Some weeks ago, the European Commission proposed an update of the PSI Directive**. The PSI Directive regulates the reuse of public sector information (including administrative government data), and has important consequences for the development of Europe’s open data policies. Like every legislative proposal, the PSI Directive proposal is open for public feedback until July 13. In this blog post Open Knowledge International presents what we think are necessary improvements to make the PSI Directive fit for Europe’s Digital Single Market.   

In a guest blogpost Ton Zijlstra outlined the changes to the PSI Directive. Another blog post by Ton Zijlstra and Katleen Janssen helps to understand the historical background and puts the changes into context. Whilst improvements are made, we think the current proposal is a missed opportunity, does not support the creation of a Digital Single Market and can pose risks for open data. In what follows, we recommend changes to the European Parliament and the European Council. We also discuss actions civil society may take to engage with the directive in the future, and explain the reasoning behind our recommendations.

Recommendations to improve the PSI Directive

Based on our assessment, we urge the European Parliament and the Council to amend the proposed PSI Directive to ensure the following:

  • When defining high-value datasets, the PSI Directive should not rule out data generated under market conditions. A stronger requirement must be added to Article 13 to make assessments of economic costs transparent, and weigh them against broader societal benefits.
  • The public must have access to the methods, meeting notes, and consultations to define high value data. Article 13 must ensure that the public will be able to participate in this definition process to gather multiple viewpoints and limit the risks of biased value assessments.

(Requirement 1) From the PSI Directive blog post, list the items that the public must have access to for the definition of high value data.
(Requirement 2) Rewrite the records from their first line through the line that contains "Text: O: O bbox=[178, 188, 190, 202]", inclusive, putting "Print" in place of "Output" and leaving everything else unchanged.

(Entries shown)
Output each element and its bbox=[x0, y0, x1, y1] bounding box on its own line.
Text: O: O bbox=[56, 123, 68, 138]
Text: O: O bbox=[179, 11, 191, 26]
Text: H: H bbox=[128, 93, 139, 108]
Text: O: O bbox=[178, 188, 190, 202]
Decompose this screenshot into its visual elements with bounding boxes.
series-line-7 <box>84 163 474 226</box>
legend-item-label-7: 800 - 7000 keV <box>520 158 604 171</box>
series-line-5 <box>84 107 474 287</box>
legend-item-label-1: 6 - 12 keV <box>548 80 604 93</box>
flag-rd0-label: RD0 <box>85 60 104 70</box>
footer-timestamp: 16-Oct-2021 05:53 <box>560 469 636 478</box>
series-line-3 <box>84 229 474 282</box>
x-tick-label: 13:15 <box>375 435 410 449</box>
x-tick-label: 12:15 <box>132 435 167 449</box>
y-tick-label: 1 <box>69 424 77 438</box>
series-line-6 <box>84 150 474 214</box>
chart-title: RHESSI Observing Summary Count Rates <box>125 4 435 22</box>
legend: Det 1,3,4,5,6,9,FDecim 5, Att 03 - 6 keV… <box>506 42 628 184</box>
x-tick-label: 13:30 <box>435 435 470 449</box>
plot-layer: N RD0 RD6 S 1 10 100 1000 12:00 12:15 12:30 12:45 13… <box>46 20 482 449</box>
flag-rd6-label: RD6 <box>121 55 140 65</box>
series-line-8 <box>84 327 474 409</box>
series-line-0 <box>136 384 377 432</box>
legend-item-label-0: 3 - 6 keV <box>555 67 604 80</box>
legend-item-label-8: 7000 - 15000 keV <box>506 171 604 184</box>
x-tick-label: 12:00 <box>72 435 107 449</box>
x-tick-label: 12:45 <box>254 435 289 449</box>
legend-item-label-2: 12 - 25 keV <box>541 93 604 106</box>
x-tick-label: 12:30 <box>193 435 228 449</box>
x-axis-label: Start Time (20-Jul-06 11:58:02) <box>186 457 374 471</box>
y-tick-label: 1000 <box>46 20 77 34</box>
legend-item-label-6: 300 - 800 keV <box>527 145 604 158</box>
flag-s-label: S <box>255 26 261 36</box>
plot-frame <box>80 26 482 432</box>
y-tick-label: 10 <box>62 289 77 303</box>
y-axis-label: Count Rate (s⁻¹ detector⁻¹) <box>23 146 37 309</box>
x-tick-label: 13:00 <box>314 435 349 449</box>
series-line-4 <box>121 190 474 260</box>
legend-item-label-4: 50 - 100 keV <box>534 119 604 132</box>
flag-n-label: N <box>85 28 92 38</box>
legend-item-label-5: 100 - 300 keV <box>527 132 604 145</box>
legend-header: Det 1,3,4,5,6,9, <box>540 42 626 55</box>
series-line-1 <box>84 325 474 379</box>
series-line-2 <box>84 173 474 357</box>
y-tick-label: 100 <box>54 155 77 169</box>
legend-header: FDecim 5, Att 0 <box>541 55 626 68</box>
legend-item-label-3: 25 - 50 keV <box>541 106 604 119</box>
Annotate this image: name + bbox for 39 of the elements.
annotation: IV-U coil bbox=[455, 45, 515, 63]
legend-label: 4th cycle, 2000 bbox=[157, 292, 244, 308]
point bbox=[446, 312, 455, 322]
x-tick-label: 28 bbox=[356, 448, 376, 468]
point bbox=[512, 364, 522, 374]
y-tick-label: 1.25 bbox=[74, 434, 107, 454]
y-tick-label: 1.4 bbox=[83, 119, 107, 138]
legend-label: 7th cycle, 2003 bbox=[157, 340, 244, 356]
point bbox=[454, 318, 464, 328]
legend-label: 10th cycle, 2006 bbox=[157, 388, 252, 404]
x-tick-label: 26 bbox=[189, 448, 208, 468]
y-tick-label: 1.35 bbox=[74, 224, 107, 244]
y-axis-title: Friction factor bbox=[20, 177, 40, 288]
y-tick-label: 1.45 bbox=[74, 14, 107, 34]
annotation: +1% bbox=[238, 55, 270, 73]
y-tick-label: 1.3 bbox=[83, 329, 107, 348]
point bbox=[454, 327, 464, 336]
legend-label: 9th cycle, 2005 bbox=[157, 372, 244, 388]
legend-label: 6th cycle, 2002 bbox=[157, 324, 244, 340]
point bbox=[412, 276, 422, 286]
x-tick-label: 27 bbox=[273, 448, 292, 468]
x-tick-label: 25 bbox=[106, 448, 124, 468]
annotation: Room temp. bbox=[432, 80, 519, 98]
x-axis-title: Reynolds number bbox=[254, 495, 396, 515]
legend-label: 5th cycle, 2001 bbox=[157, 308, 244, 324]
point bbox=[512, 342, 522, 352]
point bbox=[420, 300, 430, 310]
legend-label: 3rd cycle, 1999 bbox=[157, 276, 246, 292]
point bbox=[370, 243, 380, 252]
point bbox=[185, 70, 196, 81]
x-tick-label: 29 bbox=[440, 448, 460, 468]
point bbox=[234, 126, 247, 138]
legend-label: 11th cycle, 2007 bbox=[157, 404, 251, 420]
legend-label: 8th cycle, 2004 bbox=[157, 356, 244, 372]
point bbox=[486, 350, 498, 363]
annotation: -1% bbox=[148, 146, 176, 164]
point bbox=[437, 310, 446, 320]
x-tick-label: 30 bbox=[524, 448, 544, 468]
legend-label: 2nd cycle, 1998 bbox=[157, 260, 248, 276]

(Final answer 1)
- methods
- meeting notes
- consultations

(Final answer 2)
Print each element and its bbox=[x0, y0, x1, y1] bounding box on its own line.
Text: O: O bbox=[56, 123, 68, 138]
Text: O: O bbox=[179, 11, 191, 26]
Text: H: H bbox=[128, 93, 139, 108]
Text: O: O bbox=[178, 188, 190, 202]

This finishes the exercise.